PDFDomTree not detecting white spaces while converting a pdf file to html

Question

I am using PDFDomTree with pdfbox-2.0.9 in my java application to convert a pdf file to html file. Following code I have used to convert a pdf.

try {   
    PDDocument document = PDDocument.load(new File("some path"));
    PDFDomTree parser = new PDFDomTree(PDFDomTreeConfig.createDefaultConfig());
    Writer output = new PrintWriter(new File("some output path"), "utf-8");

    parser.writeText(document, output);
    output.close();
    document.close();
} catch (IOException | ParserConfigurationException e) {
    throw e;
}

Now my issue is when I tried to analyse output html, I realised that the converter was not able to detect whitespace between two words due to which I got some words concatenated.

Check the comparison below:

Corresponding pdf file can be accessed from here if needed.

Can anyone please help me with this?

[Raw records]
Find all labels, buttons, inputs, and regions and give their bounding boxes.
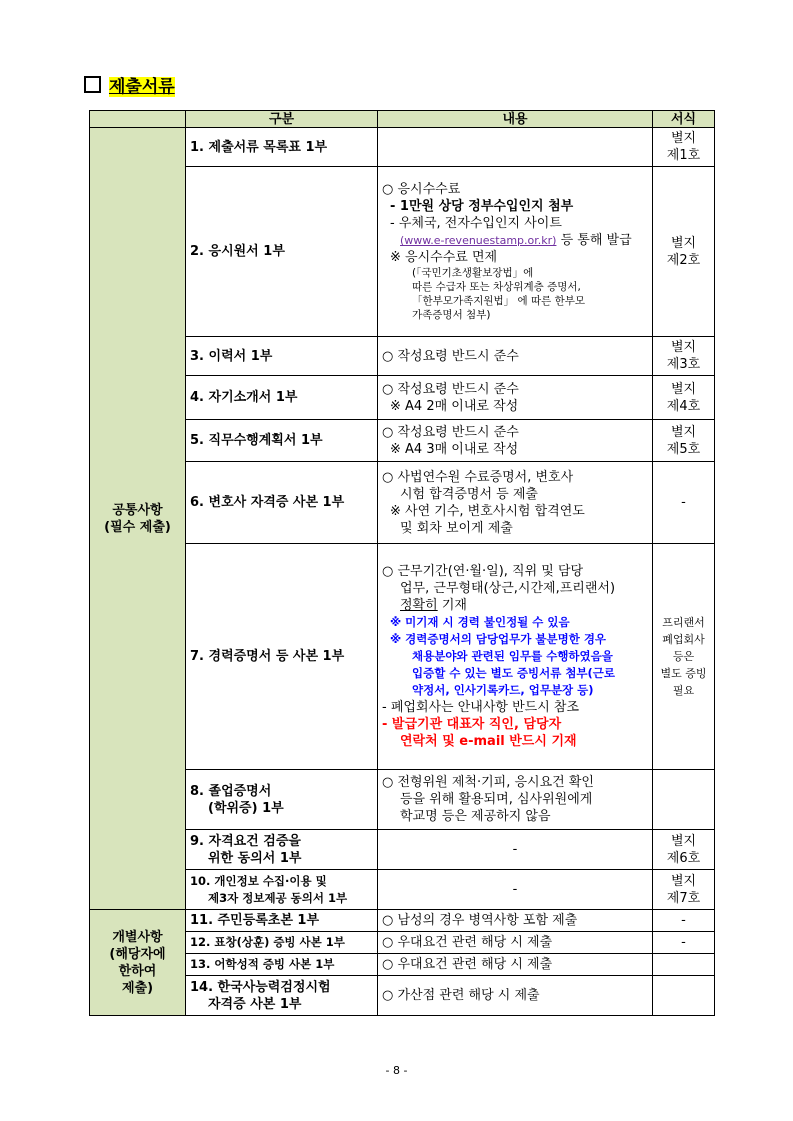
- document-name: 14. 한국사능력검정시험 자격증 사본 1부: [186, 976, 378, 1016]
- document-name: 10. 개인정보 수집·이용 및 제3자 정보제공 동의서 1부: [186, 870, 378, 910]
- document-content: ○ 전형위원 제척·기피, 응시요건 확인 등을 위해 활용되며, 심사위원에게 학교명 등은 제공하지 않음: [378, 770, 653, 830]
- category-individual: 개별사항 (해당자에 한하여 제출): [90, 910, 186, 1016]
- form-number: 별지 제6호: [653, 830, 715, 870]
- document-content: [378, 128, 653, 167]
- document-content: ○ 응시수수료 - 1만원 상당 정부수입인지 첨부 - 우체국, 전자수입인지 사이트 (www.e-revenuestamp.or.kr) 등 통해 발급 ※ 응시수수료 면제 (「국민기초생활보장법」에 따른 수급자 또는 차상위계층 증명서, 「한부모가족지원법」 에 따른 한부모 가족증명서 첨부): [378, 167, 653, 337]
- header-category: 구분: [186, 111, 378, 128]
- form-number: 별지 제5호: [653, 420, 715, 462]
- document-content: ○ 근무기간(연·월·일), 직위 및 담당 업무, 근무형태(상근,시간제,프리랜서) 정확히 기재 ※ 미기재 시 경력 불인정될 수 있음 ※ 경력증명서의 담당업무가 불분명한 경우 채용분야와 관련된 임무를 수행하였음을 입증할 수 있는 별도 증빙서류 첨부(근로 약정서, 인사기록카드, 업무분장 등) - 폐업회사는 안내사항 반드시 참조 - 발급기관 대표자 직인, 담당자 연락처 및 e-mail 반드시 기재: [378, 544, 653, 770]
- form-number: 별지 제1호: [653, 128, 715, 167]
- form-number: -: [653, 462, 715, 544]
- document-content: ○ 사법연수원 수료증명서, 변호사 시험 합격증명서 등 제출 ※ 사연 기수, 변호사시험 합격연도 및 회차 보이게 제출: [378, 462, 653, 544]
- document-name: 5. 직무수행계획서 1부: [186, 420, 378, 462]
- document-content: ○ 우대요건 관련 해당 시 제출: [378, 932, 653, 954]
- form-number: -: [653, 932, 715, 954]
- header-content: 내용: [378, 111, 653, 128]
- form-number: 별지 제2호: [653, 167, 715, 337]
- revenue-stamp-link[interactable]: (www.e-revenuestamp.or.kr): [400, 234, 557, 247]
- document-content: ○ 우대요건 관련 해당 시 제출: [378, 954, 653, 976]
- table-header-row: [90, 111, 715, 128]
- document-name: 12. 표창(상훈) 증빙 사본 1부: [186, 932, 378, 954]
- document-name: 6. 변호사 자격증 사본 1부: [186, 462, 378, 544]
- document-name: 3. 이력서 1부: [186, 337, 378, 376]
- document-name: 9. 자격요건 검증을 위한 동의서 1부: [186, 830, 378, 870]
- form-number: [653, 954, 715, 976]
- header-cell-blank: [90, 111, 186, 128]
- document-name: 1. 제출서류 목록표 1부: [186, 128, 378, 167]
- header-form: 서식: [653, 111, 715, 128]
- document-content: -: [378, 830, 653, 870]
- table-row: [90, 910, 715, 932]
- form-number: 별지 제3호: [653, 337, 715, 376]
- document-name: 13. 어학성적 증빙 사본 1부: [186, 954, 378, 976]
- form-number: -: [653, 910, 715, 932]
- document-name: 2. 응시원서 1부: [186, 167, 378, 337]
- document-name: 7. 경력증명서 등 사본 1부: [186, 544, 378, 770]
- document-content: -: [378, 870, 653, 910]
- form-number: [653, 770, 715, 830]
- document-name: 4. 자기소개서 1부: [186, 376, 378, 420]
- document-content: ○ 작성요령 반드시 준수: [378, 337, 653, 376]
- form-number: 별지 제7호: [653, 870, 715, 910]
- documents-table: [89, 110, 715, 1016]
- form-number: 프리랜서 폐업회사 등은 별도 증빙 필요: [653, 544, 715, 770]
- section-title: 제출서류: [109, 77, 175, 97]
- document-content: ○ 작성요령 반드시 준수 ※ A4 3매 이내로 작성: [378, 420, 653, 462]
- page-number: - 8 -: [385, 1064, 408, 1077]
- document-name: 8. 졸업증명서 (학위증) 1부: [186, 770, 378, 830]
- checkbox-square-icon: [84, 76, 101, 93]
- table-row: [90, 128, 715, 167]
- document-content: ○ 남성의 경우 병역사항 포함 제출: [378, 910, 653, 932]
- document-name: 11. 주민등록초본 1부: [186, 910, 378, 932]
- document-content: ○ 가산점 관련 해당 시 제출: [378, 976, 653, 1016]
- document-content: ○ 작성요령 반드시 준수 ※ A4 2매 이내로 작성: [378, 376, 653, 420]
- category-common: 공통사항 (필수 제출): [90, 128, 186, 910]
- form-number: 별지 제4호: [653, 376, 715, 420]
- section-heading: [84, 72, 175, 97]
- form-number: [653, 976, 715, 1016]
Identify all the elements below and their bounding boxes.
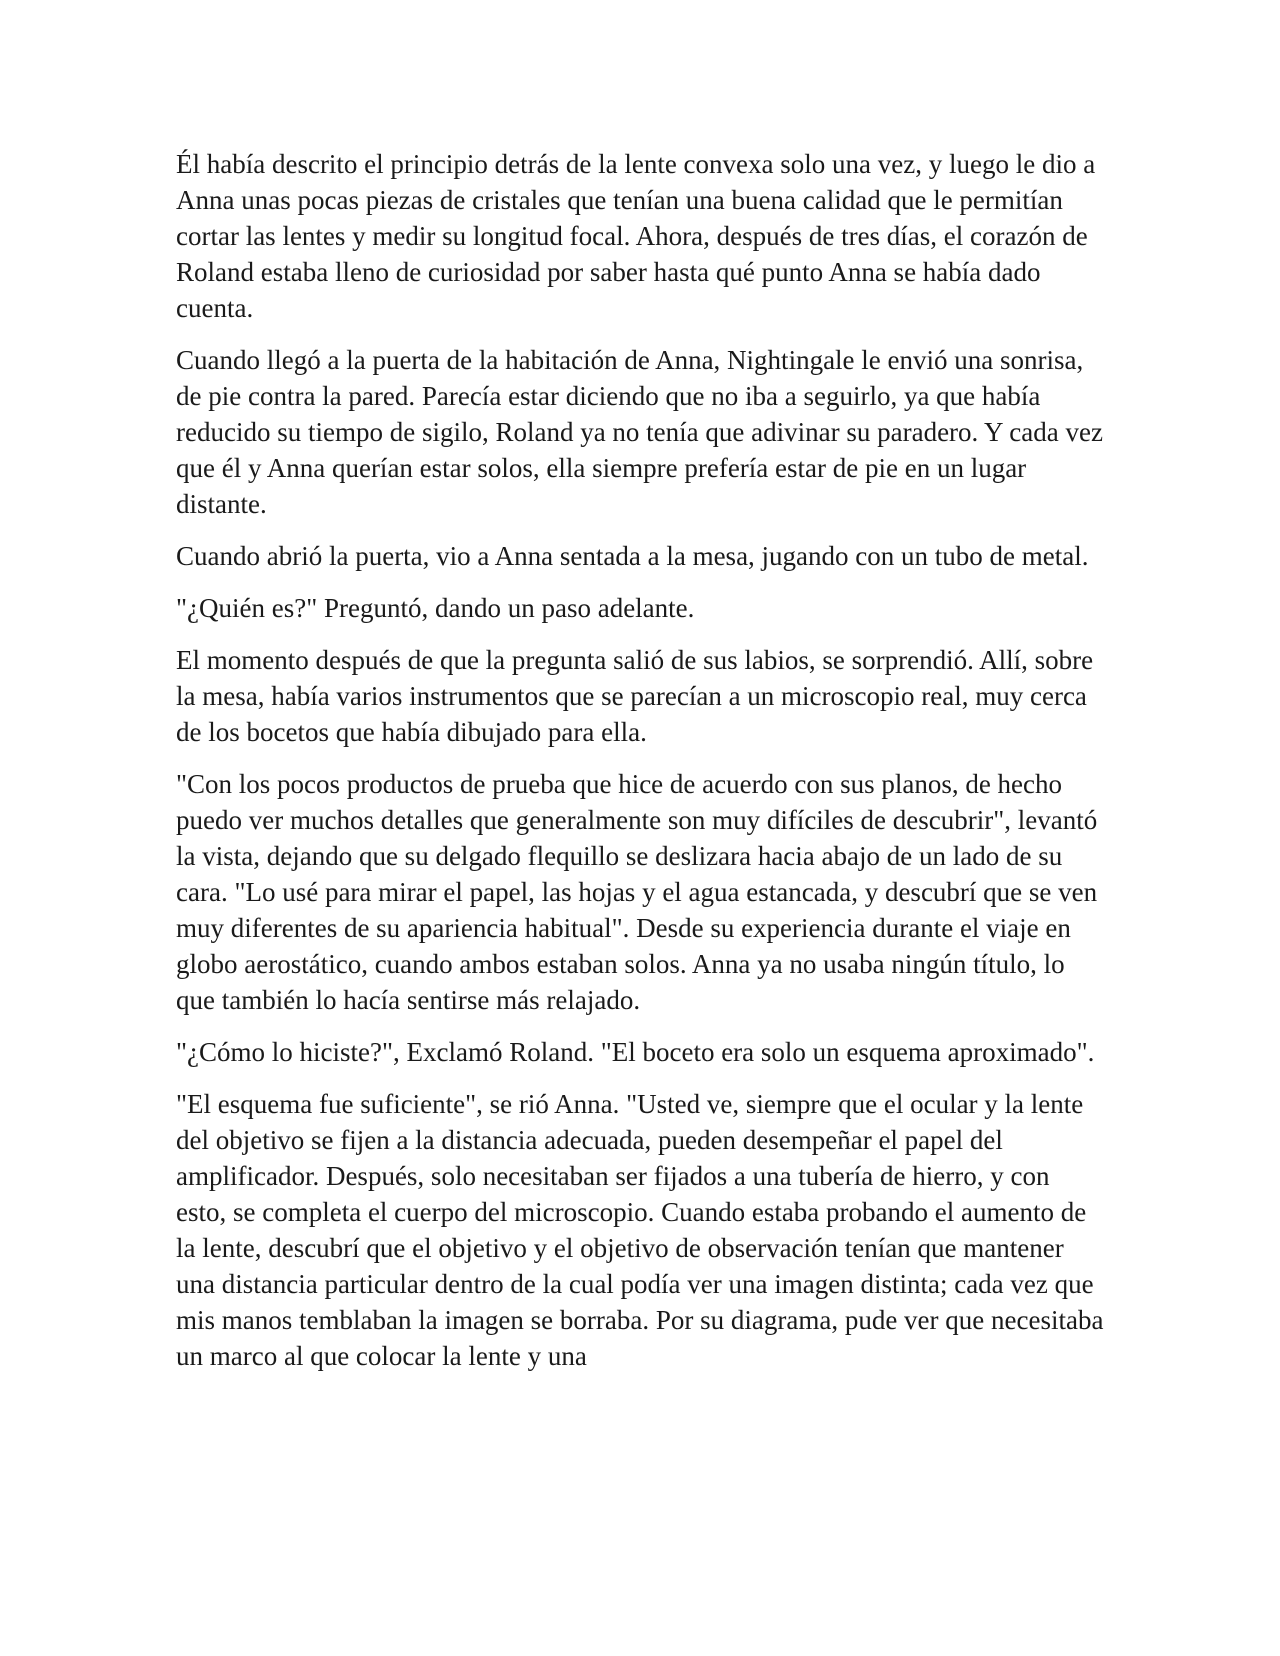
paragraph: "¿Quién es?" Preguntó, dando un paso adelante.	[176, 593, 695, 623]
paragraph: "¿Cómo lo hiciste?", Exclamó Roland. "El boceto era solo un esquema aproximado".	[176, 1037, 1095, 1067]
paragraph: "El esquema fue suficiente", se rió Anna. "Usted ve, siempre que el ocular y la lente del objetivo se fijen a la distancia adecuada, pueden desempeñar el papel del amplificador. Después, solo necesitaban ser fijados a una tubería de hierro, y con esto, se completa el cuerpo del microscopio. Cuando estaba probando el aumento de la lente, descubrí que el objetivo y el objetivo de observación tenían que mantener una distancia particular dentro de la cual podía ver una imagen distinta; cada vez que mis manos temblaban la imagen se borraba. Por su diagrama, pude ver que necesitaba un marco al que colocar la lente y una	[176, 1089, 1104, 1371]
paragraph: El momento después de que la pregunta salió de sus labios, se sorprendió. Allí, sobre la mesa, había varios instrumentos que se parecían a un microscopio real, muy cerca de los bocetos que había dibujado para ella.	[176, 645, 1094, 747]
paragraph: Cuando abrió la puerta, vio a Anna sentada a la mesa, jugando con un tubo de metal.	[176, 541, 1089, 571]
paragraph: Él había descrito el principio detrás de la lente convexa solo una vez, y luego le dio a Anna unas pocas piezas de cristales que tenían una buena calidad que le permitían cortar las lentes y medir su longitud focal. Ahora, después de tres días, el corazón de Roland estaba lleno de curiosidad por saber hasta qué punto Anna se había dado cuenta.	[176, 149, 1096, 323]
paragraph: Cuando llegó a la puerta de la habitación de Anna, Nightingale le envió una sonrisa, de pie contra la pared. Parecía estar diciendo que no iba a seguirlo, ya que había reducido su tiempo de sigilo, Roland ya no tenía que adivinar su paradero. Y cada vez que él y Anna querían estar solos, ella siempre prefería estar de pie en un lugar distante.	[176, 345, 1103, 519]
paragraph: "Con los pocos productos de prueba que hice de acuerdo con sus planos, de hecho puedo ver muchos detalles que generalmente son muy difíciles de descubrir", levantó la vista, dejando que su delgado flequillo se deslizara hacia abajo de un lado de su cara. "Lo usé para mirar el papel, las hojas y el agua estancada, y descubrí que se ven muy diferentes de su apariencia habitual". Desde su experiencia durante el viaje en globo aerostático, cuando ambos estaban solos. Anna ya no usaba ningún título, lo que también lo hacía sentirse más relajado.	[176, 769, 1098, 1015]
document-page	[176, 146, 1106, 1390]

Given problem 1
Please copy the PDFDomTree question word for word, starting with "parser.writeText(document, output);" and going on through "me with this?".
Given problem 2
In the PDFDomTree question, which version of pdfbox is used alongside PDFDomTree?

Response 1
parser.writeText(document, output);
    output.close();
    document.close();
} catch (IOException | ParserConfigurationException e) {
    throw e;
}

Now my issue is when I tried to analyse output html, I realised that the converter was not able to detect whitespace between two words due to which I got some words concatenated.

Check the comparison below:

Corresponding pdf file can be accessed from here if needed.

Can anyone please help me with this?

Response 2
pdfbox-2.0.9